= Exercises =
(1) Format the listing as a JSON list of strings, one string per line and no blank lines. Begin at the first line of the listing and stop after the line containing "- sidebar-item-label: Yorumlar: [38, 253, 86, 264]".
(2) Pick up the NFL team preview after its last sentence and keep writing it.

>> begin Text

The Bears rebuilt the left side of their offensive line with veteran free-agent additions in left tackle Jermon Bushrod and left guard Matt Slauson. They used their first-round draft pick on Oregon's Kyle Long, who is expected to start his career out at right guard.
Bushrod and Slauson are talented veterans, while Long has star potential as both a guard and tackle. Adding those three players, along with moving J'Marcus Webb to right tackle, should equate to upgrades at four of five positions on their shaky across the board blocking unit from last year.
If that is not the case, the 2013 season could be another year of struggle for Cutler and the Bears offense.
After years of being one of the NFL's punchline teams, the Cincinnati Bengals seem to finally be on a steady stream upward toward championship contention. They have a lot of young talent on their roster, led by wide receiver A.J. Green and defensive tackle Geno Atkins, and have made two consecutive postseason appearances.
Taking a step back and dropping out of the 2013 NFL playoffs would be a devastating blow.
By all indications, the Bengals are one of the NFL's rising young teams. Andy Dalton may not be a great quarterback, but he has proved to be a steady starter over his first two NFL seasons. The Bengals have a roster with few holes led by young stars, and could be favored to win the AFC North, even with competition from the defending Super Bowl champion Baltimore Ravens.
The Bengals still have some question marks, however. They need Dalton to cut down on his interceptions (16) and sacks (46) from last season. On defense, they need to find stability at last season's points of weakness: linebacker and strong safety
With a new coach, general manager, team president and team owner, there was heavy speculation that the Cleveland Browns would select a quarterback early in the 2013 NFL draft to lead their regime's rebuilding effort.

>> end Text
>> begin Supplied entries

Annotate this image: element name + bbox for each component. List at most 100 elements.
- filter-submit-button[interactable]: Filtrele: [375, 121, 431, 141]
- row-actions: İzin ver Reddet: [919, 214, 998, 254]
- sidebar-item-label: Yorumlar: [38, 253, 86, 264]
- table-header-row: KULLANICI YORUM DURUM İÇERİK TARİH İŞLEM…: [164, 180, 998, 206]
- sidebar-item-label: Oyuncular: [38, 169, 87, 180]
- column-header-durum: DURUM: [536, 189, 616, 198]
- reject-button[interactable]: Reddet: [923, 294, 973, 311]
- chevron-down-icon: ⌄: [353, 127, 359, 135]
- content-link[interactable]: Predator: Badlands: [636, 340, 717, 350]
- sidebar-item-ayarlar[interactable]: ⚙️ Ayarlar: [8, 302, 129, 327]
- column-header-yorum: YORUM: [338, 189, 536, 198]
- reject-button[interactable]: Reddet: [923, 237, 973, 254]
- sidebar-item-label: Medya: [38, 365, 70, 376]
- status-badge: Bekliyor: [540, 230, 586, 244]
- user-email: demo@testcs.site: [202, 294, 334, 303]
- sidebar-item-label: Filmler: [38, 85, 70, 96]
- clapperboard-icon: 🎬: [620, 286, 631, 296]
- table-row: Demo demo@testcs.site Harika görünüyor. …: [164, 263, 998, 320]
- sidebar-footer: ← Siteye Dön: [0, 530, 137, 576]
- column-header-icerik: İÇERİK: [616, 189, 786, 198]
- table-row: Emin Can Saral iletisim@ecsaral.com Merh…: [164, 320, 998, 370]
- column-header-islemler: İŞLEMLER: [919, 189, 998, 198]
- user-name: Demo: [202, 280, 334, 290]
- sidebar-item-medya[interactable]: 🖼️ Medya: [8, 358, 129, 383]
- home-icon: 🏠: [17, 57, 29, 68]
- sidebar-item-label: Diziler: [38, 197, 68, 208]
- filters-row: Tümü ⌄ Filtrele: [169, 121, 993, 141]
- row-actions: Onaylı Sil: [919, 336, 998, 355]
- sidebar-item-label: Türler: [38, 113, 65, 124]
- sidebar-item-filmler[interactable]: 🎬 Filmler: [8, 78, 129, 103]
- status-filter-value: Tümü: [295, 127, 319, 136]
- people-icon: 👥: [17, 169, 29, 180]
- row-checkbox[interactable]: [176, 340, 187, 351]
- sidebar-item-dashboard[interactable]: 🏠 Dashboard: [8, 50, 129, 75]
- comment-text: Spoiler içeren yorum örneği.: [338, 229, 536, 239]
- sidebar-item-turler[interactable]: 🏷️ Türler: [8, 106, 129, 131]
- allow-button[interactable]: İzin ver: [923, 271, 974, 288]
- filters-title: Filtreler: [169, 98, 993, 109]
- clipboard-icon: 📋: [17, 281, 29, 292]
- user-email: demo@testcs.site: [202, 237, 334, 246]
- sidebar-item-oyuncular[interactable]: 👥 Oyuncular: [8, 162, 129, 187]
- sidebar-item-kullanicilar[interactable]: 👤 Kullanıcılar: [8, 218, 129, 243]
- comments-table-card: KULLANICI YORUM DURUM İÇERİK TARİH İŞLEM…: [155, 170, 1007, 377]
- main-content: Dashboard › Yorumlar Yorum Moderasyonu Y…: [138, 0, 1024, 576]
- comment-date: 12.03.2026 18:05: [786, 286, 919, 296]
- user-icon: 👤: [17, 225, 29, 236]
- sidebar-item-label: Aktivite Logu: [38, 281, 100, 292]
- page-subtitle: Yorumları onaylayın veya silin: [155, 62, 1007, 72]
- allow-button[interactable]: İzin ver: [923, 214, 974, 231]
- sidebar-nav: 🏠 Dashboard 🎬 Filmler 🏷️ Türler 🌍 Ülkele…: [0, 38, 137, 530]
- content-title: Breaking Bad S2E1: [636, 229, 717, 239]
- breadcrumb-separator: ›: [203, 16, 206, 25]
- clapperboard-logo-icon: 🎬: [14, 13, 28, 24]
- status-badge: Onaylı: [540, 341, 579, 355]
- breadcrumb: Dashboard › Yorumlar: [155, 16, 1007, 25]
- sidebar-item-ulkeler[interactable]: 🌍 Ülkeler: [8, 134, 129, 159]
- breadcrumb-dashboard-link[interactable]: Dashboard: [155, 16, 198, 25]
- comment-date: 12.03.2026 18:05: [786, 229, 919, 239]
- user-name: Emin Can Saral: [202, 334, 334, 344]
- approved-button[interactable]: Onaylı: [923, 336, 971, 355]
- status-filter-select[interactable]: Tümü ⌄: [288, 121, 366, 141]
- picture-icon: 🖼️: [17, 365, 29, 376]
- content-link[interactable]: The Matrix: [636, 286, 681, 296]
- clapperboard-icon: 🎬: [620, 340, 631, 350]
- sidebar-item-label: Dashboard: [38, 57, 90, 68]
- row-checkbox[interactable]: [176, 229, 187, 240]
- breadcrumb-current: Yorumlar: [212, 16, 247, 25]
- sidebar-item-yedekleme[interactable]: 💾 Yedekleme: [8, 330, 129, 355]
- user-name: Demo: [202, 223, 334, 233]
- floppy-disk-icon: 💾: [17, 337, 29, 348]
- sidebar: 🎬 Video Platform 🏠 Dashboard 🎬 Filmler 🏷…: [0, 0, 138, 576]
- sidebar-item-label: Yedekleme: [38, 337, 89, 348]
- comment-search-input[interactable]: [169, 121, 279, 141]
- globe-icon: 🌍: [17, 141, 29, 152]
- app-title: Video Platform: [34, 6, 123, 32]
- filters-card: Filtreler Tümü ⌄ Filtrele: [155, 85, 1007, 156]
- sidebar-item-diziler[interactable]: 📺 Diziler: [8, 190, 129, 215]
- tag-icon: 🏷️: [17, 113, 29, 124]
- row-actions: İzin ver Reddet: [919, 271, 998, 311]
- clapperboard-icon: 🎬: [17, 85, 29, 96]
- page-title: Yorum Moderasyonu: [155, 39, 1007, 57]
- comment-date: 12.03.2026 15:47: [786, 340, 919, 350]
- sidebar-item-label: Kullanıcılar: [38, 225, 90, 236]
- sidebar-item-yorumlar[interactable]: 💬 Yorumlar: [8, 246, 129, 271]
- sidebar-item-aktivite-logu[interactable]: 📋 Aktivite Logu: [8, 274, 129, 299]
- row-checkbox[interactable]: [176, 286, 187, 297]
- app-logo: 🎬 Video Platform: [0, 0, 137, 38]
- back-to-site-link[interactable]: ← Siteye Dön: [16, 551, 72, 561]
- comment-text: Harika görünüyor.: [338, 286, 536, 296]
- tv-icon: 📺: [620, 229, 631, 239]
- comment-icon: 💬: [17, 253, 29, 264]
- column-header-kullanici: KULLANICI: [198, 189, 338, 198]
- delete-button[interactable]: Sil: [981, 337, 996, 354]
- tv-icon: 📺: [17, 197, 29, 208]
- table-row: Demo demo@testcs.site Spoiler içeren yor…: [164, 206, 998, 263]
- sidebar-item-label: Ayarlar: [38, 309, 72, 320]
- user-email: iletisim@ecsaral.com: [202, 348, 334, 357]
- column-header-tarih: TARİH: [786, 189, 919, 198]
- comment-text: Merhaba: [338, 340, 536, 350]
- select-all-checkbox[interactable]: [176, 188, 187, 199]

>> end Supplied entries

= Outputs by task =
(1)
[
  "Annotate this image: element name + bbox for each component. List at most 100 elements.",
  "- filter-submit-button[interactable]: Filtrele: [375, 121, 431, 141]",
  "- row-actions: İzin ver Reddet: [919, 214, 998, 254]",
  "- sidebar-item-label: Yorumlar: [38, 253, 86, 264]"
]

(2)
Instead, the Browns decided to give 2012 first-round pick Brandon Weeden, whom Pro Football Focus (subscription required) rated as the NFL's worst quarterback last season, another year to establish himself as a viable starter.
The Browns will certainly hope that Weeden, who will face competition this preseason by free-agent additions Jason Campbell and Brian Hoyer, will make significant strides from his 14-touchdown, 17-interception rookie season.
If the 29-year-old sophomore continues to struggle in 2013, the Browns will likely end up with another sub-.500 season—although that could put them in position to draft one of the top quarterbacks in the 2014 NFL draft.
DeMarcus Ware will be transitioning to DE this year.
The Dallas Cowboys have one of the NFL's most talented pass-rush duos in DeMarcus Ware and Anthony Spencer. But both Ware and Spencer will have to make a significant adjustment this season to playing defensive end in the Cowboys' Tampa 2 defensive scheme under new defensive coordinator Monte Kiffin.
Both players were defensive ends in college, but they have spent their entire careers with the Cowboys as outside linebackers. Both have thrived on rushing from the second level in the Cowboys' 3-4 defense. Now, they must readjust to playing as down linemen and prove they can still consistently beat blockers at the line of scrimmage as they have their entire NFL careers.
Ware and Spencer are not the only players forced to make significant adjustments in the Cowboys' defensive scheme. Jason Hatcher had a breakout season at five-technique defensive end last year. But now, he moves inside to be the team's penetrating defensive tackle in its four-man front.
The position that continues to be of most significant concern is safety, where the Cowboys do not have one established starter. The Tampa 2 scheme requires athletic safeties who can cover deep, and they will need two unproven safeties to emerge this season to avoid giving up big plays over the middle.
If the Cowboys defense fails to adjust quickly for the 2013 season, the team will have trouble competing in the challenging NFC East.
While it seems unlikely that Ryan Clady will sit out even part of the 2013 season, it remains a possibility at this point. Clady has yet to sign his franchise tag tender, and if he were to make a surprising decision and hold out should negotiations fall apart, his loss would be massive for the Broncos offense.
Clady is one of the NFL's elite left tackles. His fantastic pass protection is crucial to keeping pressure away from quarterback Peyton Manning and keeping Manning healthy. If he were to remain unsigned at the beginning of the 2013 season, the Broncos would likely to be forced to move Orlando Franklin, who is a much better fit for the right tackle spot, over to the left side.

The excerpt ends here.